Stored dataset items:
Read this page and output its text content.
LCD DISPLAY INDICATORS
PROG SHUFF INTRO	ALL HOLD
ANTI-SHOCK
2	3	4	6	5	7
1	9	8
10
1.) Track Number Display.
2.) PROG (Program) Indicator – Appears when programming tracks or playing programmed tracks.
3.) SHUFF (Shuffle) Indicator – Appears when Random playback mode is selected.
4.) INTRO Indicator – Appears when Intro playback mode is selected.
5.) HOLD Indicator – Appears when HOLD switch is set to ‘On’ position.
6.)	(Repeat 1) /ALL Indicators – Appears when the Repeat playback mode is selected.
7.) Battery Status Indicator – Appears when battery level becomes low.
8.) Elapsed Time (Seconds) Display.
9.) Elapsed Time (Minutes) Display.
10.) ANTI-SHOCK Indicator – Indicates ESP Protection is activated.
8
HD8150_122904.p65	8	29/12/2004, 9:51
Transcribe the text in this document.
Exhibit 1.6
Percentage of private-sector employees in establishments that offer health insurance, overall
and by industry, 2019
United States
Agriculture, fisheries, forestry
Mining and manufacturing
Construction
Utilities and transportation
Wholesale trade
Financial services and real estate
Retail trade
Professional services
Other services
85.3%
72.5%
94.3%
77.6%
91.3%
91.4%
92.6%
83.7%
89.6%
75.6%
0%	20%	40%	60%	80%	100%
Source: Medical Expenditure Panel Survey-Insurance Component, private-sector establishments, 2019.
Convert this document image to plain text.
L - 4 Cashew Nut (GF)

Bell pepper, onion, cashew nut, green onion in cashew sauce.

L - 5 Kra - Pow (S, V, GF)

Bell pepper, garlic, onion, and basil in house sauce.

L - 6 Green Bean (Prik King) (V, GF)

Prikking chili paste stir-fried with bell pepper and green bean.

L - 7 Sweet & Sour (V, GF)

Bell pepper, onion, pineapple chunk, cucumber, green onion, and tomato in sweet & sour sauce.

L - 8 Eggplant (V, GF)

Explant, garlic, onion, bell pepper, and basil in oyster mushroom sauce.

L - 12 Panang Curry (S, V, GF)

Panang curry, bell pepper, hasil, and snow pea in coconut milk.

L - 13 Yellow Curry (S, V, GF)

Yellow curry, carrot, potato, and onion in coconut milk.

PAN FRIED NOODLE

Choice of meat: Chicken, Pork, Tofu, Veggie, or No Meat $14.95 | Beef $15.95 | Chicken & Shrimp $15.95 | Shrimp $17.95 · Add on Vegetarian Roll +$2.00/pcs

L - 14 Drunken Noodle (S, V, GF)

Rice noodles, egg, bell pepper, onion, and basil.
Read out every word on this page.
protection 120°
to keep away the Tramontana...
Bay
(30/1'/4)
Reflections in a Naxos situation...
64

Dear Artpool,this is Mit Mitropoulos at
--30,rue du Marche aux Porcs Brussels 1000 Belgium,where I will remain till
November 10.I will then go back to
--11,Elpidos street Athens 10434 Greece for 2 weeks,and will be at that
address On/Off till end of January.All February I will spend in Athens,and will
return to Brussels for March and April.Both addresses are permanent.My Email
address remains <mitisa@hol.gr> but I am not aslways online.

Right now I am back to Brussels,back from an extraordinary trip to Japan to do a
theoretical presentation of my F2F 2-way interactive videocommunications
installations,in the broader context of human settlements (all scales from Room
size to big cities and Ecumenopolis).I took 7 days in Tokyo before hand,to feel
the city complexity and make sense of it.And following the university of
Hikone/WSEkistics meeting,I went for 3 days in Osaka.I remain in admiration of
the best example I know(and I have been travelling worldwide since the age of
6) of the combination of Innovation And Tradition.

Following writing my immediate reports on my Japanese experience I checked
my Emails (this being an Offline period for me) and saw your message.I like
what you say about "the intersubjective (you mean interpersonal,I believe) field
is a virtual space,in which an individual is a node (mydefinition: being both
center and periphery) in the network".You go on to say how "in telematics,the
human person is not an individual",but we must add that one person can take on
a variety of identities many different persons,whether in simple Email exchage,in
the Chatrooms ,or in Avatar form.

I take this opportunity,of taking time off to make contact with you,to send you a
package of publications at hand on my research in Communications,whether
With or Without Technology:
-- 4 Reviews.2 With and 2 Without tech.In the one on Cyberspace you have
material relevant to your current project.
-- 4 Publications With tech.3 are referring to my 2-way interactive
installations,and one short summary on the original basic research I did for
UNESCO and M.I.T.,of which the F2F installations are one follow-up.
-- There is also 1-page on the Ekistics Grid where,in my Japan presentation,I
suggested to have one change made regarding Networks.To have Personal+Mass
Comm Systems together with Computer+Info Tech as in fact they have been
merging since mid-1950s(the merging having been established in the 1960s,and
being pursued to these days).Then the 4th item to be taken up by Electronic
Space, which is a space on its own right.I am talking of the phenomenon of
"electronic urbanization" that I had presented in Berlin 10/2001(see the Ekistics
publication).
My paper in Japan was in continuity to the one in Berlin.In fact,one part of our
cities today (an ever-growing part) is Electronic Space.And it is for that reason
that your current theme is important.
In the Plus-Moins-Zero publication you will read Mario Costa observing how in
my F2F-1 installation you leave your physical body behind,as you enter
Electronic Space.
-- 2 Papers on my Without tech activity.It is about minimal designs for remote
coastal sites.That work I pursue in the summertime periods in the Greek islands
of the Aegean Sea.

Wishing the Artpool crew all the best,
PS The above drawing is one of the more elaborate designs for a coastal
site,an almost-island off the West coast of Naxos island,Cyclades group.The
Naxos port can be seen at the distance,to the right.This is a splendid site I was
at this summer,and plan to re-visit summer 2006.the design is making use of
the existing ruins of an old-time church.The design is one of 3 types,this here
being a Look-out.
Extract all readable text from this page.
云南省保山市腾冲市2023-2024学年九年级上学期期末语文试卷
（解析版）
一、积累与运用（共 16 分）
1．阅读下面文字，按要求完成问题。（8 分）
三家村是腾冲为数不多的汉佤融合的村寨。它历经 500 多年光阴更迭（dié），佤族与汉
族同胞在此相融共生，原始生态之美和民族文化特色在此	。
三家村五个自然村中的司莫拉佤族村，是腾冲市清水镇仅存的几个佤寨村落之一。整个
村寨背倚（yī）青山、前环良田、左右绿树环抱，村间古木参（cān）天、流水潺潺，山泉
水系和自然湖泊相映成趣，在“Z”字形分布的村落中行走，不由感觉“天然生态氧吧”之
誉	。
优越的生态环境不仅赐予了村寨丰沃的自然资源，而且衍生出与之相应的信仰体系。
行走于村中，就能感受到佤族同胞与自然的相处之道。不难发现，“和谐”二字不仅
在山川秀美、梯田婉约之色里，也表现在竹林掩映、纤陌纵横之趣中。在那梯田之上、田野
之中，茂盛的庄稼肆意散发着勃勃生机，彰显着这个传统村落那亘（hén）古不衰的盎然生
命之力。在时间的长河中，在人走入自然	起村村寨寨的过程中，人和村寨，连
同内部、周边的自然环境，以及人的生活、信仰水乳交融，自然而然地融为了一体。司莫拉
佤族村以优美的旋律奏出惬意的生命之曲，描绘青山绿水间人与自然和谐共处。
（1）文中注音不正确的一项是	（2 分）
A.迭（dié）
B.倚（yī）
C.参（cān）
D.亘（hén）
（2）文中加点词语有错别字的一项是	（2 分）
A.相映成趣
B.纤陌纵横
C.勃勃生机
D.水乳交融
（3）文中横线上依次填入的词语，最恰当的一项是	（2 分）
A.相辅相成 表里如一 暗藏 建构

• [Exercise brief]:
Copy down every line of the entries containing the word "Brussels".

• [Answer]:
--30,rue du Marche aux Porcs Brussels 1000 Belgium,where I will remain till
return to Brussels for March and April.Both addresses are permanent.My Email
Right now I am back to Brussels,back from an extraordinary trip to Japan to do a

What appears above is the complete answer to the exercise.